### Brief
Quote the entries in full, character for character, without their images.

### Record extracts
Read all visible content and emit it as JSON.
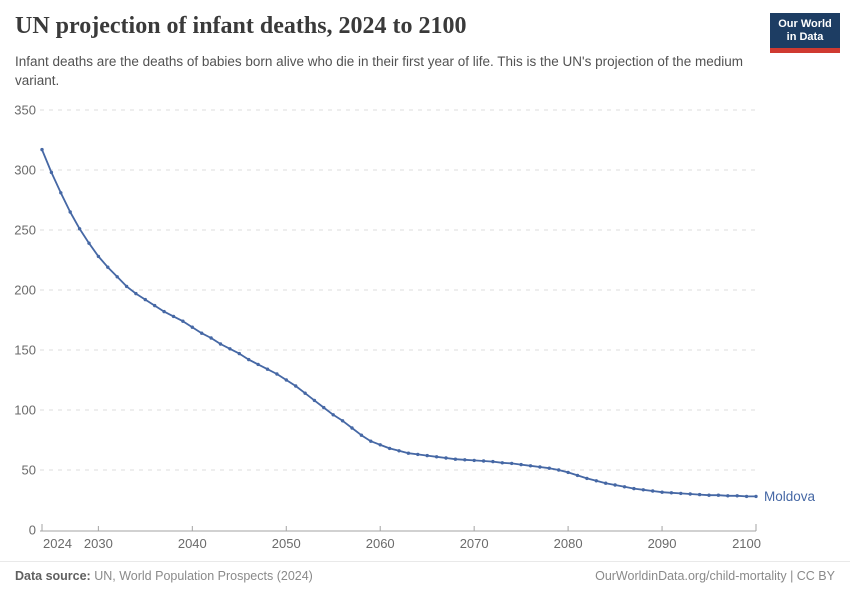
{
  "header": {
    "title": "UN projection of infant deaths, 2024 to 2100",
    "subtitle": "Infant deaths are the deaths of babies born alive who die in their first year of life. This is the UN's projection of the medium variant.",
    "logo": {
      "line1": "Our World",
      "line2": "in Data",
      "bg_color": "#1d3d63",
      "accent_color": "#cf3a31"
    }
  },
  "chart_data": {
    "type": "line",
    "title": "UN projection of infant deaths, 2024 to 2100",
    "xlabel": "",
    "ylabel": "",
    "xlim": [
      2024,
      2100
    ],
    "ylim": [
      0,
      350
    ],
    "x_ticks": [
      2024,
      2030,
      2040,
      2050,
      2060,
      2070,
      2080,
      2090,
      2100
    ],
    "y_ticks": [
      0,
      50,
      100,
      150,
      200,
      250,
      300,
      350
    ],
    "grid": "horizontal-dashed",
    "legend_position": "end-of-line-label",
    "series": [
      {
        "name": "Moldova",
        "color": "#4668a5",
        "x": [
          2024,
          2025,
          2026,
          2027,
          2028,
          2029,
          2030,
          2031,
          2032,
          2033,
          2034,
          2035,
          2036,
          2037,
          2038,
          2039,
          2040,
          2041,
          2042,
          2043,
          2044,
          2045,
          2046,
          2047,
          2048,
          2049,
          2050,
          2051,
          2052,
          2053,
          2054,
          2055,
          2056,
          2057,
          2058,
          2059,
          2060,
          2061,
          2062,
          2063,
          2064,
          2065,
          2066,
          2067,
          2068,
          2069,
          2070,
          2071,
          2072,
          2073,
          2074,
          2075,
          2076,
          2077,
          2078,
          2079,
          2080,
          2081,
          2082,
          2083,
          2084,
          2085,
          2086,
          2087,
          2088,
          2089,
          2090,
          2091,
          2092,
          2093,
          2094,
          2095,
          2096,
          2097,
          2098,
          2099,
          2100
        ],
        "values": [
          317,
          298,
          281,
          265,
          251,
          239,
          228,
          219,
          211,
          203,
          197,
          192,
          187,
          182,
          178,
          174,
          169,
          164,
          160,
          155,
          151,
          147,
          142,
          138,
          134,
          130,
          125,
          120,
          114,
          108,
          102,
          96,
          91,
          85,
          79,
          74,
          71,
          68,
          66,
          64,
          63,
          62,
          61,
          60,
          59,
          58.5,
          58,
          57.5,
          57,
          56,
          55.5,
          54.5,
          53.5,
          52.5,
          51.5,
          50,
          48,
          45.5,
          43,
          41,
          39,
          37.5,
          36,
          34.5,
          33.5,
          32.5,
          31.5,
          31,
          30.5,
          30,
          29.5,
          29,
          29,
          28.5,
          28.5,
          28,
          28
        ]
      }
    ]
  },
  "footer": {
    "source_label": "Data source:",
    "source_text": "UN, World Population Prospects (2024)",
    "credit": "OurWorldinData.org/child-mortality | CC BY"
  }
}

### Written reply
Read all visible content and emit it as JSON.
{
  "header": {
    "title": "UN projection of infant deaths, 2024 to 2100",
    "subtitle": "Infant deaths are the deaths of babies born alive who die in their first year of life. This is the UN's projection of the medium variant.",
    "logo": {
      "line1": "Our World",
      "line2": "in Data",
      "bg_color": "#1d3d63",
      "accent_color": "#cf3a31"
    }
  },
  "chart_data": {
    "type": "line",
    "title": "UN projection of infant deaths, 2024 to 2100",
    "xlabel": "",
    "ylabel": "",
    "xlim": [
      2024,
      2100
    ],
    "ylim": [
      0,
      350
    ],
    "x_ticks": [
      2024,
      2030,
      2040,
      2050,
      2060,
      2070,
      2080,
      2090,
      2100
    ],
    "y_ticks": [
      0,
      50,
      100,
      150,
      200,
      250,
      300,
      350
    ],
    "grid": "horizontal-dashed",
    "legend_position": "end-of-line-label",
    "series": [
      {
        "name": "Moldova",
        "color": "#4668a5",
        "x": [
          2024,
          2025,
          2026,
          2027,
          2028,
          2029,
          2030,
          2031,
          2032,
          2033,
          2034,
          2035,
          2036,
          2037,
          2038,
          2039,
          2040,
          2041,
          2042,
          2043,
          2044,
          2045,
          2046,
          2047,
          2048,
          2049,
          2050,
          2051,
          2052,
          2053,
          2054,
          2055,
          2056,
          2057,
          2058,
          2059,
          2060,
          2061,
          2062,
          2063,
          2064,
          2065,
          2066,
          2067,
          2068,
          2069,
          2070,
          2071,
          2072,
          2073,
          2074,
          2075,
          2076,
          2077,
          2078,
          2079,
          2080,
          2081,
          2082,
          2083,
          2084,
          2085,
          2086,
          2087,
          2088,
          2089,
          2090,
          2091,
          2092,
          2093,
          2094,
          2095,
          2096,
          2097,
          2098,
          2099,
          2100
        ],
        "values": [
          317,
          298,
          281,
          265,
          251,
          239,
          228,
          219,
          211,
          203,
          197,
          192,
          187,
          182,
          178,
          174,
          169,
          164,
          160,
          155,
          151,
          147,
          142,
          138,
          134,
          130,
          125,
          120,
          114,
          108,
          102,
          96,
          91,
          85,
          79,
          74,
          71,
          68,
          66,
          64,
          63,
          62,
          61,
          60,
          59,
          58.5,
          58,
          57.5,
          57,
          56,
          55.5,
          54.5,
          53.5,
          52.5,
          51.5,
          50,
          48,
          45.5,
          43,
          41,
          39,
          37.5,
          36,
          34.5,
          33.5,
          32.5,
          31.5,
          31,
          30.5,
          30,
          29.5,
          29,
          29,
          28.5,
          28.5,
          28,
          28
        ]
      }
    ]
  },
  "footer": {
    "source_label": "Data source:",
    "source_text": "UN, World Population Prospects (2024)",
    "credit": "OurWorldinData.org/child-mortality | CC BY"
  }
}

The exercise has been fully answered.